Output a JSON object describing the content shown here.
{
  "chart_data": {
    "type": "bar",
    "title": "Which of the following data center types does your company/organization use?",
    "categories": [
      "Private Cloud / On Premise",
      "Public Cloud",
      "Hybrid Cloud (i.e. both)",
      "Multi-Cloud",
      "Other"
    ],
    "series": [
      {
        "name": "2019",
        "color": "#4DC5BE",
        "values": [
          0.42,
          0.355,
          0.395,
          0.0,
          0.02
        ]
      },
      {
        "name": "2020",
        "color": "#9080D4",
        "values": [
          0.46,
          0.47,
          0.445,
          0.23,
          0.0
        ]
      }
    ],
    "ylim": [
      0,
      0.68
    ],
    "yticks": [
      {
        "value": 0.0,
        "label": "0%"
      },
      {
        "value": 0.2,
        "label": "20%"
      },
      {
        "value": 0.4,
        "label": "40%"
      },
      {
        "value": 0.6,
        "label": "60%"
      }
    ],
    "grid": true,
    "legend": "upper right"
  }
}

================

■ **Task to complete**: Gather each line of the listing containing the word "Cloud" and show it.

■ **Exercise output**:
      "Private Cloud / On Premise",
      "Public Cloud",
      "Hybrid Cloud (i.e. both)",
      "Multi-Cloud",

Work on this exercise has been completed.